### Problem to solve
Keep every line where the word "sidebar" appears; drop the rest.

Stored data
* START *

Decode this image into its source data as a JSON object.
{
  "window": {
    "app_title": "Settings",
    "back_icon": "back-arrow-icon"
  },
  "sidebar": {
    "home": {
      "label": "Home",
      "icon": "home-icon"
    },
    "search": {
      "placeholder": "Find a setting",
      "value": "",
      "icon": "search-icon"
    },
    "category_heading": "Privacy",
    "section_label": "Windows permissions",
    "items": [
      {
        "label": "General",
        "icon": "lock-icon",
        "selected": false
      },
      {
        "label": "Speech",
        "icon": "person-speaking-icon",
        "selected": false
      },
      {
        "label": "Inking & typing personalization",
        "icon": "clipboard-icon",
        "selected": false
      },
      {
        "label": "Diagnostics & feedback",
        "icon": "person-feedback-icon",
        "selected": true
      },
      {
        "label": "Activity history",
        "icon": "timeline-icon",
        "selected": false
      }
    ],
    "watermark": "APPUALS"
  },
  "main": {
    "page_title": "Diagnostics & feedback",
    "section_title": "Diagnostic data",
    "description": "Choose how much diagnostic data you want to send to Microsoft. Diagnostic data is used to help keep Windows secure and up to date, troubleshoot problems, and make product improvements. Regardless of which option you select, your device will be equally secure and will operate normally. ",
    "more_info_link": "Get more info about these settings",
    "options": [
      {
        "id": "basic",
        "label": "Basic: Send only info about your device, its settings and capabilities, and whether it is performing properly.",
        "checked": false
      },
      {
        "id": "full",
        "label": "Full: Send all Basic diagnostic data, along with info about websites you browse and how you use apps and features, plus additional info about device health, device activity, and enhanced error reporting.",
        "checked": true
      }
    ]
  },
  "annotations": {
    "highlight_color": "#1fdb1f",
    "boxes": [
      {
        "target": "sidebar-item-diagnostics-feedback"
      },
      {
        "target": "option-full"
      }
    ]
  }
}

* END *

### Task solution
  "sidebar": {
        "target": "sidebar-item-diagnostics-feedback"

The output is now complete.